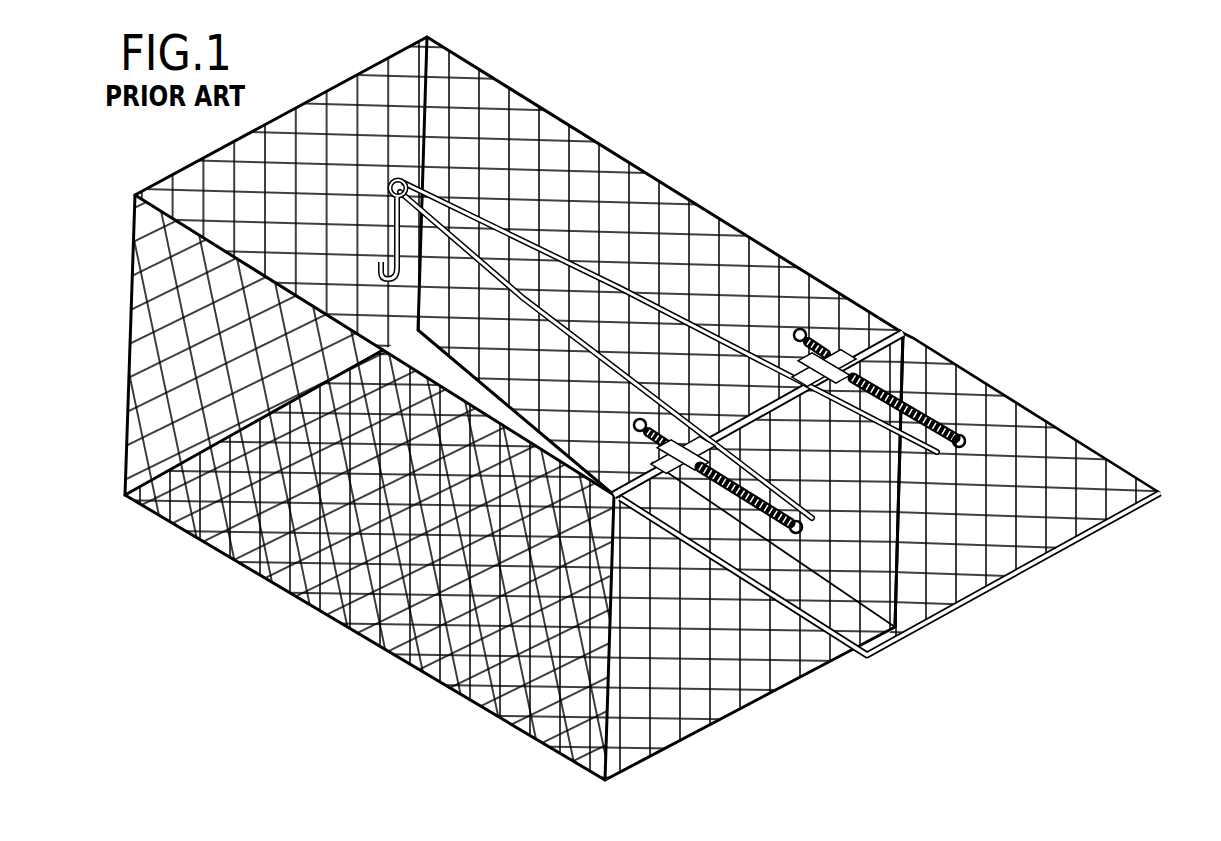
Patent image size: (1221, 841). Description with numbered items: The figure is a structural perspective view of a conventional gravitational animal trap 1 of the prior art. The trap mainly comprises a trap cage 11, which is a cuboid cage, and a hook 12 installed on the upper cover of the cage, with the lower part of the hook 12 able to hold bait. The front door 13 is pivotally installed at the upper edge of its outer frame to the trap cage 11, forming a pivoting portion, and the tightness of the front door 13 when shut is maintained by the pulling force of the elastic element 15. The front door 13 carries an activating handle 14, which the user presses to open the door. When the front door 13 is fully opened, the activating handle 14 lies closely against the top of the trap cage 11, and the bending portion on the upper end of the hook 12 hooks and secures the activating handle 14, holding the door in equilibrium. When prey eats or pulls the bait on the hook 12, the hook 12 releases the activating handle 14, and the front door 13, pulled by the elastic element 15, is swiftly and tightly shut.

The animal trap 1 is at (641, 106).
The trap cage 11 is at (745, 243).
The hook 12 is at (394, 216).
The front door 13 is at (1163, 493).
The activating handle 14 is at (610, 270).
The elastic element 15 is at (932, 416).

--

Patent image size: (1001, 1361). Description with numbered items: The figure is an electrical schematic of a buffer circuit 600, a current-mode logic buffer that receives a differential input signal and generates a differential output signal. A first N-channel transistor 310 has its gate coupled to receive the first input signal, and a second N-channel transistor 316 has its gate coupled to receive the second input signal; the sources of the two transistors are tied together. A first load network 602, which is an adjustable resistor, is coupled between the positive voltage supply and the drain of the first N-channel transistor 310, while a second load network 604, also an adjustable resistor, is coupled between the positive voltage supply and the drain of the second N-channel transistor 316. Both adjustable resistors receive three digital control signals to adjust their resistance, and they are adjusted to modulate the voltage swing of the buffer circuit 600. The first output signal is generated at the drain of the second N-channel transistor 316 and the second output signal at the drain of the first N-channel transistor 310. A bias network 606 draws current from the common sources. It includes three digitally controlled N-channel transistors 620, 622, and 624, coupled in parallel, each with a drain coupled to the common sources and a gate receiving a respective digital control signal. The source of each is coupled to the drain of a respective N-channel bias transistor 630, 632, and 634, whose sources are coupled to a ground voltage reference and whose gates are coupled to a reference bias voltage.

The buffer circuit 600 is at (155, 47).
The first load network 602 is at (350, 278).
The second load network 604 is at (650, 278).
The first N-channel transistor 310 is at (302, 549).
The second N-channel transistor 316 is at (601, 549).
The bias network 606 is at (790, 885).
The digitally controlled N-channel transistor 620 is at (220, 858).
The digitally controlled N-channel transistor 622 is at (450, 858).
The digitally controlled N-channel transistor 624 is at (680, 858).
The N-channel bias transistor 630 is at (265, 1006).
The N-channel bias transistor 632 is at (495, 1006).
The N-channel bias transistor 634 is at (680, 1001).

_WRITTEN REQUEST_
Express the records from the line with "Patent image size: (1221, 841)." to the line with "The elastic element 15 is at (932, 416)." as a two-column CSV headed text and answer. Give one row per record, put each field in quotation marks, and turn line breaks into spaces.

_COMPLETED EXERCISE_
text,answer
"Patent image size: (1221, 841). Description with numbered items: The figure is a structural perspective view of a conventional gravitational animal trap 1 of the prior art. The trap mainly comprises a trap cage 11, which is a cuboid cage, and a hook 12 installed on the upper cover of the cage, with the lower part of the hook 12 able to hold bait. The front door 13 is pivotally installed at the upper edge of its outer frame to the trap cage 11, forming a pivoting portion, and the tightness of the front door 13 when shut is maintained by the pulling force of the elastic element 15. The front door 13 carries an activating handle 14, which the user presses to open the door. When the front door 13 is fully opened, the activating handle 14 lies closely against the top of the trap cage 11, and the bending portion on the upper end of the hook 12 hooks and secures the activating handle 14, holding the door in equilibrium. When prey eats or pulls the bait on the hook 12, the hook 12 releases the activating handle 14, and the front door 13, pulled by the elastic element 15, is swiftly and tightly shut.","The animal trap 1 is at (641, 106). The trap cage 11 is at (745, 243). The hook 12 is at (394, 216). The front door 13 is at (1163, 493). The activating handle 14 is at (610, 270). The elastic element 15 is at (932, 416)."